* _Goal_: Copy each line of the data below with the word "this".

* _Rows_:
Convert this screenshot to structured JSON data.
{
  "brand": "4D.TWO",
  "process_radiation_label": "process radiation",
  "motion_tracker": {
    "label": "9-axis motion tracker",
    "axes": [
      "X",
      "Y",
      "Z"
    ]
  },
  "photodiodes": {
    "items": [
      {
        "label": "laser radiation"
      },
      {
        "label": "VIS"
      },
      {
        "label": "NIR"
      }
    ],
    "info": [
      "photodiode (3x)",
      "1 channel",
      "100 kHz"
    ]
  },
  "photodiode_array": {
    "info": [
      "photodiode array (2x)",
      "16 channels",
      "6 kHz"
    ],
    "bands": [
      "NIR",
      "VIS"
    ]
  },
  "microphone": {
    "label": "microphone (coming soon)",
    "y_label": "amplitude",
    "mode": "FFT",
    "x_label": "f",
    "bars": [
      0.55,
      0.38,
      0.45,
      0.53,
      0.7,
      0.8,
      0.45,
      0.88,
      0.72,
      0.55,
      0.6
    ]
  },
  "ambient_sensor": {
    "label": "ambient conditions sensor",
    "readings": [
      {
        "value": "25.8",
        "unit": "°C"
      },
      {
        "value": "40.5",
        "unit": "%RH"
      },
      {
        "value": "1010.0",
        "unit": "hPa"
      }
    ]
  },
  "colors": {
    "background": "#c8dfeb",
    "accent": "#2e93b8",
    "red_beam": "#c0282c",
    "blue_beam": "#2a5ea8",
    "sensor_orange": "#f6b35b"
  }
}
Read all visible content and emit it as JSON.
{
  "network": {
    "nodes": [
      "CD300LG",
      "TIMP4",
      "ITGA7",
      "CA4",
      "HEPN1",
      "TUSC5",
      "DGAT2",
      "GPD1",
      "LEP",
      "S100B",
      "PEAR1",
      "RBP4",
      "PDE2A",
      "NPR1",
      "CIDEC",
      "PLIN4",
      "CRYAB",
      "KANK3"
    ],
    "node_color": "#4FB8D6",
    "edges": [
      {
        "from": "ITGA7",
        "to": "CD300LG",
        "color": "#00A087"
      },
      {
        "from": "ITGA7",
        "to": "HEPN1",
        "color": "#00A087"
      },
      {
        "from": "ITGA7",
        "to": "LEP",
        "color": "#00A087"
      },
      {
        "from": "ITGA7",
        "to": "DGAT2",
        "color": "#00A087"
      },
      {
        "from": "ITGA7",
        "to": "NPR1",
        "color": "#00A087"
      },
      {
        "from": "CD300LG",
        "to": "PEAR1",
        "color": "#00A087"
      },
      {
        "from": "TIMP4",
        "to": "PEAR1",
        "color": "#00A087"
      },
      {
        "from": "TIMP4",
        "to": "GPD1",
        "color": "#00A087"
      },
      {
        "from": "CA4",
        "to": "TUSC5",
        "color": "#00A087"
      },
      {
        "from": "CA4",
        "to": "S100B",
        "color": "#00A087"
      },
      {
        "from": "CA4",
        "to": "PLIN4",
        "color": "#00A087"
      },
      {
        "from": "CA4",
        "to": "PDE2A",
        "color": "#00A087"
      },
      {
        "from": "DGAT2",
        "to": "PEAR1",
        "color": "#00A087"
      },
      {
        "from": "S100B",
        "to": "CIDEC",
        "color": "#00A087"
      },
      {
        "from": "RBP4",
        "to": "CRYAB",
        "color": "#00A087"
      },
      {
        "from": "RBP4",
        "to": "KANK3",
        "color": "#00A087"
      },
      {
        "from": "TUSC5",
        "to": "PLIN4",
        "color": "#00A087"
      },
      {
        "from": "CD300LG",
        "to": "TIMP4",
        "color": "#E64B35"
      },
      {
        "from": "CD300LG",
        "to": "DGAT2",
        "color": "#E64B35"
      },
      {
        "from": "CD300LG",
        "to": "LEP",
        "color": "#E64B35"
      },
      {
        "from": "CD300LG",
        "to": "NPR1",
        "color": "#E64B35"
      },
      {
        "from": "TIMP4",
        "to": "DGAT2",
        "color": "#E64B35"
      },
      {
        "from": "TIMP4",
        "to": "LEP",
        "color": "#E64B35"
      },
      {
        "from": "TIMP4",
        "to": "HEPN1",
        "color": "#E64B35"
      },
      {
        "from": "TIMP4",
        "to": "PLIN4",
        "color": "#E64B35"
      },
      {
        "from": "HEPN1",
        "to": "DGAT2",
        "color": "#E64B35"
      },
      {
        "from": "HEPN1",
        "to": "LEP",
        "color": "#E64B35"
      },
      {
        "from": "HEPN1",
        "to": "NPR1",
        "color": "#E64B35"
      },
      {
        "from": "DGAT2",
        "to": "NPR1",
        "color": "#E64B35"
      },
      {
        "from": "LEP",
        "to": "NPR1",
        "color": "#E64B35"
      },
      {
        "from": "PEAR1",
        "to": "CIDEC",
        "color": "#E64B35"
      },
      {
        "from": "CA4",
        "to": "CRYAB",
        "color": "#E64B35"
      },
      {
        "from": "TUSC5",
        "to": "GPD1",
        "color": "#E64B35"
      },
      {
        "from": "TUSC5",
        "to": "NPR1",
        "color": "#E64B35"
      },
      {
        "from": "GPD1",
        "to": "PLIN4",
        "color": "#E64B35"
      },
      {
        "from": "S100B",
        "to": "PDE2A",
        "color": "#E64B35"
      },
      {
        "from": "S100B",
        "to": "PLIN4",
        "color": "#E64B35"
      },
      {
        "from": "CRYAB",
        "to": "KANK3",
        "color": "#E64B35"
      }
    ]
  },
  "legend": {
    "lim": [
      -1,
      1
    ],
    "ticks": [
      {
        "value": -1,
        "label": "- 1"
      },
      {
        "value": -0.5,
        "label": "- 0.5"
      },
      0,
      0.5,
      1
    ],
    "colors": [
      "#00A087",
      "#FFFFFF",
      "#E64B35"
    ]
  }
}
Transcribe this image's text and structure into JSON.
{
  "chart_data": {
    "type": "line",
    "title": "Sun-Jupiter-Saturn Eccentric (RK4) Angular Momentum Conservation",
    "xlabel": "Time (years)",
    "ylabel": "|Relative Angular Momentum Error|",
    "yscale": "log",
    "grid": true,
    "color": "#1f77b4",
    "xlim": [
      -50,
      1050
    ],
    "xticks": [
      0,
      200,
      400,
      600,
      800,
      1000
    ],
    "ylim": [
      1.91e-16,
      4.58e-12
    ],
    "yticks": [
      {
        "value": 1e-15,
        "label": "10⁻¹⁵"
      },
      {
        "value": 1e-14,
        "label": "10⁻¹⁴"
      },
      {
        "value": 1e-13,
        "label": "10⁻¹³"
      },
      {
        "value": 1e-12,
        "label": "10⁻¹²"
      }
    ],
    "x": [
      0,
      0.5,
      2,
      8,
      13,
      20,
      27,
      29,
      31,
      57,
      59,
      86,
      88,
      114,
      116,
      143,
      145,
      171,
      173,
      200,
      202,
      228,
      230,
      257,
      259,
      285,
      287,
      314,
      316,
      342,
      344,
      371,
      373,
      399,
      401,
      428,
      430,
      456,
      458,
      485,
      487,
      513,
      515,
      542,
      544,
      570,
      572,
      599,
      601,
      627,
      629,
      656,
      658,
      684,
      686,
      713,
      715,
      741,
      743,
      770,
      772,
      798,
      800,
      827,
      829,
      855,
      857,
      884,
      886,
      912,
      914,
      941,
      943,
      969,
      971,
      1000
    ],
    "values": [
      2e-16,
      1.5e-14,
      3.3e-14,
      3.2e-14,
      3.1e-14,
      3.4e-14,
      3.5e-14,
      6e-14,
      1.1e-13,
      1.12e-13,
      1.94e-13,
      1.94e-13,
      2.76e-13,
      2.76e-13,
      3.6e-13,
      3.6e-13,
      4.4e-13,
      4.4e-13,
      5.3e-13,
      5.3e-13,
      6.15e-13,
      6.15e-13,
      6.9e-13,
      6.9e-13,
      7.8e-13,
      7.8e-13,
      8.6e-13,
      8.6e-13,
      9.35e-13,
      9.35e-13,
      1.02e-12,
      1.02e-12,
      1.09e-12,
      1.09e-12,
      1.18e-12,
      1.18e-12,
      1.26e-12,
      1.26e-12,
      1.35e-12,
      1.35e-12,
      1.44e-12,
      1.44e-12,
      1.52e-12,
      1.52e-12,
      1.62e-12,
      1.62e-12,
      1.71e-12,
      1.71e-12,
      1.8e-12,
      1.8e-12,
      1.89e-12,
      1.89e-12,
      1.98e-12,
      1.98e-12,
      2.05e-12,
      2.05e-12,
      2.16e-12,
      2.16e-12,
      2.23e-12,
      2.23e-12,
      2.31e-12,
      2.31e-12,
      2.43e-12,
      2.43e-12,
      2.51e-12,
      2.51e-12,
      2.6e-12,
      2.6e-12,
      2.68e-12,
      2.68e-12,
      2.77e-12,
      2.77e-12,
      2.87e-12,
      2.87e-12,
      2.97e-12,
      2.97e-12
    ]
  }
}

* _Result of the exercise_:
Convert this screenshot to structured JSON data.
Transcribe this image's text and structure into JSON.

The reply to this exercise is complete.